- _Do this_:
Copy out all of the data below with no alterations.

Stored records
====================
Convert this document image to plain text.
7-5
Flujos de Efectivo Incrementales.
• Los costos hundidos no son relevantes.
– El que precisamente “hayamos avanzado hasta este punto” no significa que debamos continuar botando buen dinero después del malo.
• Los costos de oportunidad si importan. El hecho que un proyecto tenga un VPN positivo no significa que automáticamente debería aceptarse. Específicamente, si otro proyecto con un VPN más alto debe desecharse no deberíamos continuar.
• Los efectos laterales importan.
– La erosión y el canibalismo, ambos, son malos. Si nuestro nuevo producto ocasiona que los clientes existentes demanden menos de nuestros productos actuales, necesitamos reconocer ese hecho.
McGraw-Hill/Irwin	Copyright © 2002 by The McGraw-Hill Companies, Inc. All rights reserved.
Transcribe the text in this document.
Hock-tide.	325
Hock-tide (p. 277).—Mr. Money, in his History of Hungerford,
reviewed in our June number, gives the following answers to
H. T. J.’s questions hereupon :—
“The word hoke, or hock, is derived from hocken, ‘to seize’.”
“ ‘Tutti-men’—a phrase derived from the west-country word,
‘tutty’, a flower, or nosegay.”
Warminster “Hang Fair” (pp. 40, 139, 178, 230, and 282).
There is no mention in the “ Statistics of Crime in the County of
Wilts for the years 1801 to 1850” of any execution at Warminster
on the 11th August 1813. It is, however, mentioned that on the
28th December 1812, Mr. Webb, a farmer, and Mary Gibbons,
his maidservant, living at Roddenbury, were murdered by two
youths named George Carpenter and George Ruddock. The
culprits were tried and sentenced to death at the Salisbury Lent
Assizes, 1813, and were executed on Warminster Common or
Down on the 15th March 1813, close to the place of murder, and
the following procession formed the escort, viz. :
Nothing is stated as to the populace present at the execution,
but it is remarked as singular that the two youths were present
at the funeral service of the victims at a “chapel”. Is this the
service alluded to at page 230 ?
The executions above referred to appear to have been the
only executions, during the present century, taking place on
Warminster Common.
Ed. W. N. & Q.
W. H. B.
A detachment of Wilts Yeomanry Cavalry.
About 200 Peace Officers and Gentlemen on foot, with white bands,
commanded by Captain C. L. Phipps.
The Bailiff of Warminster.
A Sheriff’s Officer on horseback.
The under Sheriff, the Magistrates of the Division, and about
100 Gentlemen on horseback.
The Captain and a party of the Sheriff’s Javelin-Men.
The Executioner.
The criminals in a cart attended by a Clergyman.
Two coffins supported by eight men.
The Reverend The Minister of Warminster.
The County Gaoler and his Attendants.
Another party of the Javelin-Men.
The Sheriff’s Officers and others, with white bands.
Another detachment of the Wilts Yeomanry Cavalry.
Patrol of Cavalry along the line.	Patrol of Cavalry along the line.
====================
- _Task answer_:
Convert this document image to plain text.
7-5
Flujos de Efectivo Incrementales.
• Los costos hundidos no son relevantes.
– El que precisamente “hayamos avanzado hasta este punto” no significa que debamos continuar botando buen dinero después del malo.
• Los costos de oportunidad si importan. El hecho que un proyecto tenga un VPN positivo no significa que automáticamente debería aceptarse. Específicamente, si otro proyecto con un VPN más alto debe desecharse no deberíamos continuar.
• Los efectos laterales importan.
– La erosión y el canibalismo, ambos, son malos. Si nuestro nuevo producto ocasiona que los clientes existentes demanden menos de nuestros productos actuales, necesitamos reconocer ese hecho.
McGraw-Hill/Irwin	Copyright © 2002 by The McGraw-Hill Companies, Inc. All rights reserved.
Transcribe the text in this document.
Hock-tide.	325
Hock-tide (p. 277).—Mr. Money, in his History of Hungerford,
reviewed in our June number, gives the following answers to
H. T. J.’s questions hereupon :—
“The word hoke, or hock, is derived from hocken, ‘to seize’.”
“ ‘Tutti-men’—a phrase derived from the west-country word,
‘tutty’, a flower, or nosegay.”
Warminster “Hang Fair” (pp. 40, 139, 178, 230, and 282).
There is no mention in the “ Statistics of Crime in the County of
Wilts for the years 1801 to 1850” of any execution at Warminster
on the 11th August 1813. It is, however, mentioned that on the
28th December 1812, Mr. Webb, a farmer, and Mary Gibbons,
his maidservant, living at Roddenbury, were murdered by two
youths named George Carpenter and George Ruddock. The
culprits were tried and sentenced to death at the Salisbury Lent
Assizes, 1813, and were executed on Warminster Common or
Down on the 15th March 1813, close to the place of murder, and
the following procession formed the escort, viz. :
Nothing is stated as to the populace present at the execution,
but it is remarked as singular that the two youths were present
at the funeral service of the victims at a “chapel”. Is this the
service alluded to at page 230 ?
The executions above referred to appear to have been the
only executions, during the present century, taking place on
Warminster Common.
Ed. W. N. & Q.
W. H. B.
A detachment of Wilts Yeomanry Cavalry.
About 200 Peace Officers and Gentlemen on foot, with white bands,
commanded by Captain C. L. Phipps.
The Bailiff of Warminster.
A Sheriff’s Officer on horseback.
The under Sheriff, the Magistrates of the Division, and about
100 Gentlemen on horseback.
The Captain and a party of the Sheriff’s Javelin-Men.
The Executioner.
The criminals in a cart attended by a Clergyman.
Two coffins supported by eight men.
The Reverend The Minister of Warminster.
The County Gaoler and his Attendants.
Another party of the Javelin-Men.
The Sheriff’s Officers and others, with white bands.
Another detachment of the Wilts Yeomanry Cavalry.
Patrol of Cavalry along the line.	Patrol of Cavalry along the line.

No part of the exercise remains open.